----- TASK MATERIAL
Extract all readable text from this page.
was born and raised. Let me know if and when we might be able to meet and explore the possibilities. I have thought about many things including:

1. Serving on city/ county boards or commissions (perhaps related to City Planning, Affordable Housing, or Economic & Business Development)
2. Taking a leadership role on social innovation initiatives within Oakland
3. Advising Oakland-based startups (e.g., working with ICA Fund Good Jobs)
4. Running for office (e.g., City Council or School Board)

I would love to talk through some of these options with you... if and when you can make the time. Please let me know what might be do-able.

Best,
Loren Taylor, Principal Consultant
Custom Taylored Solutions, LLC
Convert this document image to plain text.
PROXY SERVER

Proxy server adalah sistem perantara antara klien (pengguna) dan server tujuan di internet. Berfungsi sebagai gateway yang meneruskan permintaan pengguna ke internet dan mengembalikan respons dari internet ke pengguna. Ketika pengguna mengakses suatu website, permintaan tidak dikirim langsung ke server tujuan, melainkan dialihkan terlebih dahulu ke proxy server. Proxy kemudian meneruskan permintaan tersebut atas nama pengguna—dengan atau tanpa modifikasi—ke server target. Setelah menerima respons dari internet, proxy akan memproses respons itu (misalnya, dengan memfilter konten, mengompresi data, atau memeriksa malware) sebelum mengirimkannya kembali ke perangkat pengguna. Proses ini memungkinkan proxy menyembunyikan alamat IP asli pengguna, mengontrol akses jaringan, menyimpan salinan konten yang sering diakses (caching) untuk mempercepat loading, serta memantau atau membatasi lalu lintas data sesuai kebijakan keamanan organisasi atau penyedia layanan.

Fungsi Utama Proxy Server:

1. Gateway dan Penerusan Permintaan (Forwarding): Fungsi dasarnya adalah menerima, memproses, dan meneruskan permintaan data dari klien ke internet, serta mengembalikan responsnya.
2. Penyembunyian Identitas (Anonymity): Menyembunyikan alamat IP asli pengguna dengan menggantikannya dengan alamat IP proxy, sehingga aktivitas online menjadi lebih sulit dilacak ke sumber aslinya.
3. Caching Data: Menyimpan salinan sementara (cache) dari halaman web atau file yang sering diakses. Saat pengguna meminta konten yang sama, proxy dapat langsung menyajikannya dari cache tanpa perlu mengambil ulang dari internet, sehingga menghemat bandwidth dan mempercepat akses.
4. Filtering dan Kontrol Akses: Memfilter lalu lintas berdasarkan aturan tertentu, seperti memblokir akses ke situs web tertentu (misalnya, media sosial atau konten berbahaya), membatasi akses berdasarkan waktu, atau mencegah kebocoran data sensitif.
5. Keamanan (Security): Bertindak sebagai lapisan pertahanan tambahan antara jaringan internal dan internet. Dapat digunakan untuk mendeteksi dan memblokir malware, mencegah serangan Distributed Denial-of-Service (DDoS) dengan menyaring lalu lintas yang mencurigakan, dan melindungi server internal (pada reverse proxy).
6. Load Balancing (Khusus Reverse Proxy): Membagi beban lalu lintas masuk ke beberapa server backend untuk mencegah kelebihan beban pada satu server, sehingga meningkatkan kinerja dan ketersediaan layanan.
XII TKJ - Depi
----------
- **EXERCISE DESCRIPTION**
Each line above is to be repeated exactly.

- **THE SOLUTION**
Extract all readable text from this page.
was born and raised. Let me know if and when we might be able to meet and explore the possibilities. I have thought about many things including:

1. Serving on city/ county boards or commissions (perhaps related to City Planning, Affordable Housing, or Economic & Business Development)
2. Taking a leadership role on social innovation initiatives within Oakland
3. Advising Oakland-based startups (e.g., working with ICA Fund Good Jobs)
4. Running for office (e.g., City Council or School Board)

I would love to talk through some of these options with you... if and when you can make the time. Please let me know what might be do-able.

Best,
Loren Taylor, Principal Consultant
Custom Taylored Solutions, LLC
Convert this document image to plain text.
PROXY SERVER

Proxy server adalah sistem perantara antara klien (pengguna) dan server tujuan di internet. Berfungsi sebagai gateway yang meneruskan permintaan pengguna ke internet dan mengembalikan respons dari internet ke pengguna. Ketika pengguna mengakses suatu website, permintaan tidak dikirim langsung ke server tujuan, melainkan dialihkan terlebih dahulu ke proxy server. Proxy kemudian meneruskan permintaan tersebut atas nama pengguna—dengan atau tanpa modifikasi—ke server target. Setelah menerima respons dari internet, proxy akan memproses respons itu (misalnya, dengan memfilter konten, mengompresi data, atau memeriksa malware) sebelum mengirimkannya kembali ke perangkat pengguna. Proses ini memungkinkan proxy menyembunyikan alamat IP asli pengguna, mengontrol akses jaringan, menyimpan salinan konten yang sering diakses (caching) untuk mempercepat loading, serta memantau atau membatasi lalu lintas data sesuai kebijakan keamanan organisasi atau penyedia layanan.

Fungsi Utama Proxy Server:

1. Gateway dan Penerusan Permintaan (Forwarding): Fungsi dasarnya adalah menerima, memproses, dan meneruskan permintaan data dari klien ke internet, serta mengembalikan responsnya.
2. Penyembunyian Identitas (Anonymity): Menyembunyikan alamat IP asli pengguna dengan menggantikannya dengan alamat IP proxy, sehingga aktivitas online menjadi lebih sulit dilacak ke sumber aslinya.
3. Caching Data: Menyimpan salinan sementara (cache) dari halaman web atau file yang sering diakses. Saat pengguna meminta konten yang sama, proxy dapat langsung menyajikannya dari cache tanpa perlu mengambil ulang dari internet, sehingga menghemat bandwidth dan mempercepat akses.
4. Filtering dan Kontrol Akses: Memfilter lalu lintas berdasarkan aturan tertentu, seperti memblokir akses ke situs web tertentu (misalnya, media sosial atau konten berbahaya), membatasi akses berdasarkan waktu, atau mencegah kebocoran data sensitif.
5. Keamanan (Security): Bertindak sebagai lapisan pertahanan tambahan antara jaringan internal dan internet. Dapat digunakan untuk mendeteksi dan memblokir malware, mencegah serangan Distributed Denial-of-Service (DDoS) dengan menyaring lalu lintas yang mencurigakan, dan melindungi server internal (pada reverse proxy).
6. Load Balancing (Khusus Reverse Proxy): Membagi beban lalu lintas masuk ke beberapa server backend untuk mencegah kelebihan beban pada satu server, sehingga meningkatkan kinerja dan ketersediaan layanan.
XII TKJ - Depi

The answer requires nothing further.